§ **Task to complete**: Output the following data exactly.

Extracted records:
■ ■ ■ ■ ■ ■ ■

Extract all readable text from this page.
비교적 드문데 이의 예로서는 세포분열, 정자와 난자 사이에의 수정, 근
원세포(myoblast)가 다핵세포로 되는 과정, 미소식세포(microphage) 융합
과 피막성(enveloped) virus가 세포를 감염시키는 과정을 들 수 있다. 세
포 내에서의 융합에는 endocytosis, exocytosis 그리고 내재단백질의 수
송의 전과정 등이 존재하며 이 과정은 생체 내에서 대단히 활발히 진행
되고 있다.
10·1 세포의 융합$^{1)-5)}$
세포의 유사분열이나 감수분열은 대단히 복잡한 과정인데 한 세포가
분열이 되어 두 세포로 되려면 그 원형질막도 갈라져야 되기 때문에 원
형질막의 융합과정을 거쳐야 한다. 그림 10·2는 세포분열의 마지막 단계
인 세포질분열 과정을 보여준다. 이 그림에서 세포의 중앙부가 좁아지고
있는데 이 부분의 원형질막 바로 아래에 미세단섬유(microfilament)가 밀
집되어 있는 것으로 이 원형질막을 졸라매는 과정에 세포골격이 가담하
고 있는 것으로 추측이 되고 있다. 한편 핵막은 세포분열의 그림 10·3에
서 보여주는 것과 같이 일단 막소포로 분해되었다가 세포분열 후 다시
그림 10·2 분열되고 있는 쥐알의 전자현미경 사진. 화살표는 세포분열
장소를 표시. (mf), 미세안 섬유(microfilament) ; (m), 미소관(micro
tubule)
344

■ ■ ■ ■ ■ ■ ■

§ **Response area**:
Extract all readable text from this page.
비교적 드문데 이의 예로서는 세포분열, 정자와 난자 사이에의 수정, 근
원세포(myoblast)가 다핵세포로 되는 과정, 미소식세포(microphage) 융합
과 피막성(enveloped) virus가 세포를 감염시키는 과정을 들 수 있다. 세
포 내에서의 융합에는 endocytosis, exocytosis 그리고 내재단백질의 수
송의 전과정 등이 존재하며 이 과정은 생체 내에서 대단히 활발히 진행
되고 있다.
10·1 세포의 융합$^{1)-5)}$
세포의 유사분열이나 감수분열은 대단히 복잡한 과정인데 한 세포가
분열이 되어 두 세포로 되려면 그 원형질막도 갈라져야 되기 때문에 원
형질막의 융합과정을 거쳐야 한다. 그림 10·2는 세포분열의 마지막 단계
인 세포질분열 과정을 보여준다. 이 그림에서 세포의 중앙부가 좁아지고
있는데 이 부분의 원형질막 바로 아래에 미세단섬유(microfilament)가 밀
집되어 있는 것으로 이 원형질막을 졸라매는 과정에 세포골격이 가담하
고 있는 것으로 추측이 되고 있다. 한편 핵막은 세포분열의 그림 10·3에
서 보여주는 것과 같이 일단 막소포로 분해되었다가 세포분열 후 다시
그림 10·2 분열되고 있는 쥐알의 전자현미경 사진. 화살표는 세포분열
장소를 표시. (mf), 미세안 섬유(microfilament) ; (m), 미소관(micro
tubule)
344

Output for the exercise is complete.